__Region and label listings__

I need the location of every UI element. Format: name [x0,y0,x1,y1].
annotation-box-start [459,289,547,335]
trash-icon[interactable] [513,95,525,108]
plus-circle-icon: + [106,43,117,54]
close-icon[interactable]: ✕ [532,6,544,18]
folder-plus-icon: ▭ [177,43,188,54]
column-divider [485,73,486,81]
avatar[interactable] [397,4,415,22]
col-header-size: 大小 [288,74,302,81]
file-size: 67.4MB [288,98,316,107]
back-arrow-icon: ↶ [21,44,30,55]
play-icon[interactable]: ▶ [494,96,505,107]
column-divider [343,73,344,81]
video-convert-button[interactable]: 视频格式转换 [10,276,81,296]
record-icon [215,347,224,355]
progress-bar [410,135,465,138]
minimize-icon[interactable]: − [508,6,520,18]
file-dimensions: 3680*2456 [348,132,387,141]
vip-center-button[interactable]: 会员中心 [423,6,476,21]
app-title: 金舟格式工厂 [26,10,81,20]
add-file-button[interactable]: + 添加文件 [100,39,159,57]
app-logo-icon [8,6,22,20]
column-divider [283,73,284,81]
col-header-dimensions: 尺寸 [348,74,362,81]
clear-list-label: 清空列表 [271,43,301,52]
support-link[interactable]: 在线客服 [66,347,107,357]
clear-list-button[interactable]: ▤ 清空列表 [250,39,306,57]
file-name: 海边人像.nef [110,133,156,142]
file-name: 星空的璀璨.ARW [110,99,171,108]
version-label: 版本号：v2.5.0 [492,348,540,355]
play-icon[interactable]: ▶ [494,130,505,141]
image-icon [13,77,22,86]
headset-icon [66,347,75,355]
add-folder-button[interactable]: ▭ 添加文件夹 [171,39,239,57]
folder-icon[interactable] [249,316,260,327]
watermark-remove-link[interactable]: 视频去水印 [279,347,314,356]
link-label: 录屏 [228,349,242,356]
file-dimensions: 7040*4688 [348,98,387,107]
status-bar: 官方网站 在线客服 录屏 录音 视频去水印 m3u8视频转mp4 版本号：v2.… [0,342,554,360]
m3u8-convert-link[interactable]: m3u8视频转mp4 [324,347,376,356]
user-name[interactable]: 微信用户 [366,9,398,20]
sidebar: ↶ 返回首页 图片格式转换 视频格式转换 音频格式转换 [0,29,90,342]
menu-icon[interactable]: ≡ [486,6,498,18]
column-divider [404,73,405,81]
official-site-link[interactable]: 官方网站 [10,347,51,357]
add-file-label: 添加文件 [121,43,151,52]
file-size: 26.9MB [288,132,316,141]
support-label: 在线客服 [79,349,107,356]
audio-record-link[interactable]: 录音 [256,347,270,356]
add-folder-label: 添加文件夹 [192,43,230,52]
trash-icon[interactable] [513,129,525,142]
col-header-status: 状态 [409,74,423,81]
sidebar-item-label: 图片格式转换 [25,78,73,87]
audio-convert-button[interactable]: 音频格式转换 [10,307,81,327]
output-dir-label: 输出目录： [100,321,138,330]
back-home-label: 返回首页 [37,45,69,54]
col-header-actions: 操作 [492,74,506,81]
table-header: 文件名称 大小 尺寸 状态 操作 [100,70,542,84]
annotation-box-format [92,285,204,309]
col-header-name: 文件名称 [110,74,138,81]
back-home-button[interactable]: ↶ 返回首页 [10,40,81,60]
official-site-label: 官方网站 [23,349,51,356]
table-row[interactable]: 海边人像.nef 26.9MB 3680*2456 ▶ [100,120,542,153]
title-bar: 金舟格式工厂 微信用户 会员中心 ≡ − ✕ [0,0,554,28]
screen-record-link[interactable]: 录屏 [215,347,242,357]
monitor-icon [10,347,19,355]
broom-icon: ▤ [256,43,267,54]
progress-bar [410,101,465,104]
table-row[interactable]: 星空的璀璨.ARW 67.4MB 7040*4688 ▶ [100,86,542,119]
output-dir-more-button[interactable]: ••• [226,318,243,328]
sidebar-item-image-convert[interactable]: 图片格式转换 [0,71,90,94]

__REQUIREMENTS__
Rewrite the records above, putting "column-separator" wherever "column-divider" appears and leaving every other part unchanged.

__TASK OUTPUT__
I need the location of every UI element. Format: name [x0,y0,x1,y1].
annotation-box-start [459,289,547,335]
trash-icon[interactable] [513,95,525,108]
plus-circle-icon: + [106,43,117,54]
close-icon[interactable]: ✕ [532,6,544,18]
folder-plus-icon: ▭ [177,43,188,54]
column-separator [485,73,486,81]
avatar[interactable] [397,4,415,22]
col-header-size: 大小 [288,74,302,81]
file-size: 67.4MB [288,98,316,107]
back-arrow-icon: ↶ [21,44,30,55]
play-icon[interactable]: ▶ [494,96,505,107]
column-separator [343,73,344,81]
video-convert-button[interactable]: 视频格式转换 [10,276,81,296]
record-icon [215,347,224,355]
progress-bar [410,135,465,138]
minimize-icon[interactable]: − [508,6,520,18]
file-dimensions: 3680*2456 [348,132,387,141]
vip-center-button[interactable]: 会员中心 [423,6,476,21]
app-title: 金舟格式工厂 [26,10,81,20]
add-file-button[interactable]: + 添加文件 [100,39,159,57]
app-logo-icon [8,6,22,20]
column-separator [283,73,284,81]
col-header-dimensions: 尺寸 [348,74,362,81]
clear-list-label: 清空列表 [271,43,301,52]
support-link[interactable]: 在线客服 [66,347,107,357]
clear-list-button[interactable]: ▤ 清空列表 [250,39,306,57]
file-name: 海边人像.nef [110,133,156,142]
file-name: 星空的璀璨.ARW [110,99,171,108]
version-label: 版本号：v2.5.0 [492,348,540,355]
play-icon[interactable]: ▶ [494,130,505,141]
image-icon [13,77,22,86]
headset-icon [66,347,75,355]
add-folder-button[interactable]: ▭ 添加文件夹 [171,39,239,57]
folder-icon[interactable] [249,316,260,327]
watermark-remove-link[interactable]: 视频去水印 [279,347,314,356]
link-label: 录屏 [228,349,242,356]
file-dimensions: 7040*4688 [348,98,387,107]
status-bar: 官方网站 在线客服 录屏 录音 视频去水印 m3u8视频转mp4 版本号：v2.… [0,342,554,360]
m3u8-convert-link[interactable]: m3u8视频转mp4 [324,347,376,356]
user-name[interactable]: 微信用户 [366,9,398,20]
sidebar: ↶ 返回首页 图片格式转换 视频格式转换 音频格式转换 [0,29,90,342]
menu-icon[interactable]: ≡ [486,6,498,18]
column-separator [404,73,405,81]
official-site-link[interactable]: 官方网站 [10,347,51,357]
add-file-label: 添加文件 [121,43,151,52]
file-size: 26.9MB [288,132,316,141]
support-label: 在线客服 [79,349,107,356]
audio-record-link[interactable]: 录音 [256,347,270,356]
add-folder-label: 添加文件夹 [192,43,230,52]
trash-icon[interactable] [513,129,525,142]
col-header-status: 状态 [409,74,423,81]
sidebar-item-label: 图片格式转换 [25,78,73,87]
audio-convert-button[interactable]: 音频格式转换 [10,307,81,327]
output-dir-label: 输出目录： [100,321,138,330]
back-home-label: 返回首页 [37,45,69,54]
col-header-actions: 操作 [492,74,506,81]
table-header: 文件名称 大小 尺寸 状态 操作 [100,70,542,84]
annotation-box-format [92,285,204,309]
col-header-name: 文件名称 [110,74,138,81]
back-home-button[interactable]: ↶ 返回首页 [10,40,81,60]
official-site-label: 官方网站 [23,349,51,356]
table-row[interactable]: 海边人像.nef 26.9MB 3680*2456 ▶ [100,120,542,153]
title-bar: 金舟格式工厂 微信用户 会员中心 ≡ − ✕ [0,0,554,28]
screen-record-link[interactable]: 录屏 [215,347,242,357]
monitor-icon [10,347,19,355]
broom-icon: ▤ [256,43,267,54]
progress-bar [410,101,465,104]
table-row[interactable]: 星空的璀璨.ARW 67.4MB 7040*4688 ▶ [100,86,542,119]
output-dir-more-button[interactable]: ••• [226,318,243,328]
sidebar-item-image-convert[interactable]: 图片格式转换 [0,71,90,94]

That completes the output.